TO DO => Pull each line holding "Exchange" out of the entries below.

TASK DATA =>
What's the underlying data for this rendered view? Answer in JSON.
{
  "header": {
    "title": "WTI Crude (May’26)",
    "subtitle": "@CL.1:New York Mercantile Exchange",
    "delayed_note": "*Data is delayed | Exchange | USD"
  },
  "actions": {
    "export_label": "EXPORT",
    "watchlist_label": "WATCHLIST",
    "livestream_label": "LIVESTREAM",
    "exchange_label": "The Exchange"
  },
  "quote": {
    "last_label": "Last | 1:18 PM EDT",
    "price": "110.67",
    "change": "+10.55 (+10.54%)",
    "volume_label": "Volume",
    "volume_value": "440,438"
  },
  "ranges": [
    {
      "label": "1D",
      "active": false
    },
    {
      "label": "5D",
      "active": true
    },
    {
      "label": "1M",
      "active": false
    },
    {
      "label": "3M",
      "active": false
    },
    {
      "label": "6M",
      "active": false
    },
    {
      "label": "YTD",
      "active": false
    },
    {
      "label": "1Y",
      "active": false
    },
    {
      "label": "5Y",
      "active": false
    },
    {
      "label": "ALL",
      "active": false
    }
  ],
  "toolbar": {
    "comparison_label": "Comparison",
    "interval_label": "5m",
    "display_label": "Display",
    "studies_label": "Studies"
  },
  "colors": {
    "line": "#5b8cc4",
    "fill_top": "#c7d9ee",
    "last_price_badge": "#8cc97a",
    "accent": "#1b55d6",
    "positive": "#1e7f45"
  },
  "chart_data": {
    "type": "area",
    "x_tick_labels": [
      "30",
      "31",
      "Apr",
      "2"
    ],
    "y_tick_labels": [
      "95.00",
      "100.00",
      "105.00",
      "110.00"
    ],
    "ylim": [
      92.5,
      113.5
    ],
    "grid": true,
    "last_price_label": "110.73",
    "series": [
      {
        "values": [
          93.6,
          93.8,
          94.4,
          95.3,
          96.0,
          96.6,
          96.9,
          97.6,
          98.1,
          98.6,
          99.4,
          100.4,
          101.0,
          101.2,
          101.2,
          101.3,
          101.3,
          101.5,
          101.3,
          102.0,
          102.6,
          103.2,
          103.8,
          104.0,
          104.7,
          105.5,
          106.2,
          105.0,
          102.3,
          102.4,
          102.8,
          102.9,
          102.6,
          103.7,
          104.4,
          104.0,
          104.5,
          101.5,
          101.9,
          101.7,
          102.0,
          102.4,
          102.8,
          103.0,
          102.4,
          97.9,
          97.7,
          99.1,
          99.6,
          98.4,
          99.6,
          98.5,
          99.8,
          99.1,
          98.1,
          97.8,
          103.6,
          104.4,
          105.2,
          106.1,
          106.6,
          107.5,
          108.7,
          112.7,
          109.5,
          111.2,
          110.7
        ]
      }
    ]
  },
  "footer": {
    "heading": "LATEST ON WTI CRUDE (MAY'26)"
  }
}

REPLY =>
    "subtitle": "@CL.1:New York Mercantile Exchange",
    "delayed_note": "*Data is delayed | Exchange | USD"
    "exchange_label": "The Exchange"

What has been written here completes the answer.